Task directions :: Gather all lines from the material that contain "this".

━━━━━ Source records ━━━━━

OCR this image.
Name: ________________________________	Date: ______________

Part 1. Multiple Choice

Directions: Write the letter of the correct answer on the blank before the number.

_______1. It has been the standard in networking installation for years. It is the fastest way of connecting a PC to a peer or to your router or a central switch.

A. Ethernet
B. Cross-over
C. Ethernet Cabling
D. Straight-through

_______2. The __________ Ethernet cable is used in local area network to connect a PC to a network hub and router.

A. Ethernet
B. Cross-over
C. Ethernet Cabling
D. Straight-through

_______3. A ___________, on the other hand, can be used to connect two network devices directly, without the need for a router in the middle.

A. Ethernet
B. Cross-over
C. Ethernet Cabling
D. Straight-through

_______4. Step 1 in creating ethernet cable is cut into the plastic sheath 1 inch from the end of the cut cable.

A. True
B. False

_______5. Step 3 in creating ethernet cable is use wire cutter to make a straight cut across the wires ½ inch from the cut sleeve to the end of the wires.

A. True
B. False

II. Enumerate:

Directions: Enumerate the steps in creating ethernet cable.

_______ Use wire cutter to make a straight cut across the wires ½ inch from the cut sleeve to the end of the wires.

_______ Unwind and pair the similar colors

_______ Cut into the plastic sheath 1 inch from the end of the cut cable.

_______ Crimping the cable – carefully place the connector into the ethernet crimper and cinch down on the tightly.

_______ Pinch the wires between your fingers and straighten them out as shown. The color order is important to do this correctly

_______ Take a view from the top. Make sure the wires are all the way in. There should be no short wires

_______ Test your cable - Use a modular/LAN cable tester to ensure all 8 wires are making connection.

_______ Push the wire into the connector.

━━━━━

Written response ::
OCR this image.
_______ Pinch the wires between your fingers and straighten them out as shown. The color order is important to do this correctly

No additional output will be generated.